2.1Conversion and Continuation Options. (a) The Borrower may elect from time to time to convert Term Benchmark Loans to ABR Loans by giving the Administrative Agent prior irrevocable notice of such election substantially in the form of Exhibit H no later than 10:00 A.M., New York City time three Business Days prior to the proposed conversion date; provided that any such conversion of Term Benchmark Loans may only be made on the last day of an Interest Period with respect thereto. The Borrower may elect from time to time to convert ABR Loans to Term Benchmark Loans by giving the Administrative Agent prior irrevocable notice of such election no later than 11:00 A.M., New York City time, on the third Business Day preceding the proposed conversion date (which notice shall specify the length of the initial Interest Period therefor); provided that no ABR Loan may be converted into a Term Benchmark Loan when any Event of Default or Default has occurred and is continuing and the Administrative Agent or the Required Lenders have determined in its or their sole discretion not to permit such conversions. Upon receipt of any such notice the Administrative Agent shall promptly notify each relevant Lender thereof.
(b) Any Term Benchmark Loan may be continued as such upon the expiration of the then current Interest Period with respect thereto by the Borrower giving irrevocable notice to the Administrative Agent, substantially in the form of Exhibit H hereto in accordance with the applicable provisions of the term “Interest Period” set forth in Section 1.1, of the length of the next Interest Period to be applicable to such Loan; provided that no Term Loan may be continued as such when any Event of Default or Default has occurred and is continuing and the Administrative Agent has or the Required Lenders have determined in its or their sole discretion not to permit such continuations, and provided, further, that if the Borrower shall fail to give any required notice as described above in this Section 2.8 or if such continuation is not permitted pursuant to the preceding proviso, such Loan shall be automatically converted to an ABR Loan on the last day of such then expiring Interest Period. Upon receipt of any such notice, the Administrative Agent shall promptly notify each relevant Lender thereof.

══════════════════════════════

SHORT PROBLEM A:
In the conversion and continuation provision, by what time must the Borrower give notice to convert ABR Loans to Term Benchmark Loans?

══════════════════════════════

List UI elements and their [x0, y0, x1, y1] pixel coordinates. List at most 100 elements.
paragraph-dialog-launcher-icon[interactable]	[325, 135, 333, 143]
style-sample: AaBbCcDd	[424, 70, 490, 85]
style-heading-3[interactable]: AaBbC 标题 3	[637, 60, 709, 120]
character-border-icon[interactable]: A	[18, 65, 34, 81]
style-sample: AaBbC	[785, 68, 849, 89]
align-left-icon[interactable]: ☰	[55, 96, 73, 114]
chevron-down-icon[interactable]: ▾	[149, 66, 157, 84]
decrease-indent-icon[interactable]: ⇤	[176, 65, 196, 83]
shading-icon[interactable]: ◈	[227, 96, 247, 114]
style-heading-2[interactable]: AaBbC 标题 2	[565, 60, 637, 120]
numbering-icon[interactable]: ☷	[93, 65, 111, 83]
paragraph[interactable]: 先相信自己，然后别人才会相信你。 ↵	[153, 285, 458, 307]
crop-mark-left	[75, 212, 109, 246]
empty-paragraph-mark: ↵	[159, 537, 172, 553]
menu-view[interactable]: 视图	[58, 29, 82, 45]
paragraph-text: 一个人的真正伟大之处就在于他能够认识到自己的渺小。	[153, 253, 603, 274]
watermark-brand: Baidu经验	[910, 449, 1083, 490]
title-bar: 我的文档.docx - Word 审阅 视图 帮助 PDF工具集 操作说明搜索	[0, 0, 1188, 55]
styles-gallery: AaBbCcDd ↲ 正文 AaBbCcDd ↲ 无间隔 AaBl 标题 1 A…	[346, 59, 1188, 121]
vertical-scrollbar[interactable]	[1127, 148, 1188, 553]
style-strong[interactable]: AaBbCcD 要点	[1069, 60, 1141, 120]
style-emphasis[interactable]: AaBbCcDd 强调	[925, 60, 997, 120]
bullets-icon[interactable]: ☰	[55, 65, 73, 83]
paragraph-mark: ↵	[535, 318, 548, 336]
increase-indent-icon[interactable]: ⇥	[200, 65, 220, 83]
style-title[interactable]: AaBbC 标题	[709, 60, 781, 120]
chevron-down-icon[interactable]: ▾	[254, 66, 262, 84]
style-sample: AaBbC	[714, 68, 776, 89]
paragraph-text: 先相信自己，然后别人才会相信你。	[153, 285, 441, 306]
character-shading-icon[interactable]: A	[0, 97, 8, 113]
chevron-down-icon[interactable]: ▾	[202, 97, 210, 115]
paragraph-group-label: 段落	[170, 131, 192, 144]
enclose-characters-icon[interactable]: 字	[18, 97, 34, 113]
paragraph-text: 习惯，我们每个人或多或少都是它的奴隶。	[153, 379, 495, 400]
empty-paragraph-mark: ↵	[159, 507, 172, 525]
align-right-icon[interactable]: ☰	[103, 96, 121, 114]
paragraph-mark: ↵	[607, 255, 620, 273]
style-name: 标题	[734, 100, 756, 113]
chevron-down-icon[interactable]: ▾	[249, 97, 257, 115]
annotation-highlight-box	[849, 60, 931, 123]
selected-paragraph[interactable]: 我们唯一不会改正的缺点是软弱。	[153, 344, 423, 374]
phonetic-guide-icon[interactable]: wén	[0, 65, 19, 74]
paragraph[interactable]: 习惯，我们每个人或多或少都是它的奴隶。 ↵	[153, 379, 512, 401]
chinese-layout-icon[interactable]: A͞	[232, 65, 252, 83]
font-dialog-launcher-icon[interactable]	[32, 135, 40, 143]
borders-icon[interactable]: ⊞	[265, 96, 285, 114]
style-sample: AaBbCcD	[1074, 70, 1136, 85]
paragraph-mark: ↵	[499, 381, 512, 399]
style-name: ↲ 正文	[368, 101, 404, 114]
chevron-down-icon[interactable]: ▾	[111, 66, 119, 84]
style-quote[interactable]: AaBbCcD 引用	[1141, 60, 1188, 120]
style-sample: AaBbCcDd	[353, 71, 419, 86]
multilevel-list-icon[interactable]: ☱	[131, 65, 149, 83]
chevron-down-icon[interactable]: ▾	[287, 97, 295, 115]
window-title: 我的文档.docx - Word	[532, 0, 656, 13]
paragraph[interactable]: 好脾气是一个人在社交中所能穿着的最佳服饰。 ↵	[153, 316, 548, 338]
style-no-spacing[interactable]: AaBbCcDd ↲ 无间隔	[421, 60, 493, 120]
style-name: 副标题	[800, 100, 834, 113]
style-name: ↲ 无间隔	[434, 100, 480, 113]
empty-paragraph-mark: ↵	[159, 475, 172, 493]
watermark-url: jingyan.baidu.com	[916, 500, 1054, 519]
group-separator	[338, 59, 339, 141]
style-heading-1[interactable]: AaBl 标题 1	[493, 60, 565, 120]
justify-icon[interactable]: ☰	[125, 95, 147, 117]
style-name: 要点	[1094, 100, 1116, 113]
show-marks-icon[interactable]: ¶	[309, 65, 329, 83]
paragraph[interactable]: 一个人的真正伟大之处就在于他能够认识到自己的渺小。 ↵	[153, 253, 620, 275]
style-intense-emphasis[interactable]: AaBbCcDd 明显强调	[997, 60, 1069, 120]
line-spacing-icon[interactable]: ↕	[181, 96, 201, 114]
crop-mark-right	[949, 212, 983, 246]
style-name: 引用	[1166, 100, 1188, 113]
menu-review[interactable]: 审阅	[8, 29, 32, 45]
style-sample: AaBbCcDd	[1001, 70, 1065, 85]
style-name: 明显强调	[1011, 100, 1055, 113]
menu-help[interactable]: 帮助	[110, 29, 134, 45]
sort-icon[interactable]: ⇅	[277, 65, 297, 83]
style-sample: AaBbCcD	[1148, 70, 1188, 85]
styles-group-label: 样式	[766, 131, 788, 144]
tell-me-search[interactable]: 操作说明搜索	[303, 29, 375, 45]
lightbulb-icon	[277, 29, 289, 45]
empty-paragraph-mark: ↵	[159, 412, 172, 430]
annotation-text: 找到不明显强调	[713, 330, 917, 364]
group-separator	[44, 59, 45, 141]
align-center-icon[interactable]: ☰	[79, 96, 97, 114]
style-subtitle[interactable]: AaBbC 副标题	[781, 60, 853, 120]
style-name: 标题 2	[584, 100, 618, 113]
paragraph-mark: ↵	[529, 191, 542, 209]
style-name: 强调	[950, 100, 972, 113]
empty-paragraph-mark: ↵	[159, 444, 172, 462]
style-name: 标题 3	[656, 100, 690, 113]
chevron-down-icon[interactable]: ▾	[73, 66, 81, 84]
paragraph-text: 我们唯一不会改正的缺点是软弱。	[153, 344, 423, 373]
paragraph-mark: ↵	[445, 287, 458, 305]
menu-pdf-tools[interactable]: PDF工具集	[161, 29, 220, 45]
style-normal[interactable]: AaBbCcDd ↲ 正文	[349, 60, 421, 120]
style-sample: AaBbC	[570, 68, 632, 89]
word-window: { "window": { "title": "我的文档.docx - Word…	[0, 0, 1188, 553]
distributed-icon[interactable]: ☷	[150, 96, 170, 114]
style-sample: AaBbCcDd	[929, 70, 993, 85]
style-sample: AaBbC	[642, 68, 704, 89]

══════════════════════════════

SHORT PROBLEM B:
Rename "interactable" to "clickable" in the records, from their first line through the line holding "65, 34, 81]", inclusive, leaving everything else unchanged. Return only those lines.

CORRECT RESULT A:
No later than 11:00 A.M., New York City time, on the third Business Day preceding the proposed conversion date.

CORRECT RESULT B:
List UI elements and their [x0, y0, x1, y1] pixel coordinates. List at most 100 elements.
paragraph-dialog-launcher-icon[clickable]	[325, 135, 333, 143]
style-sample: AaBbCcDd	[424, 70, 490, 85]
style-heading-3[clickable]: AaBbC 标题 3	[637, 60, 709, 120]
character-border-icon[clickable]: A	[18, 65, 34, 81]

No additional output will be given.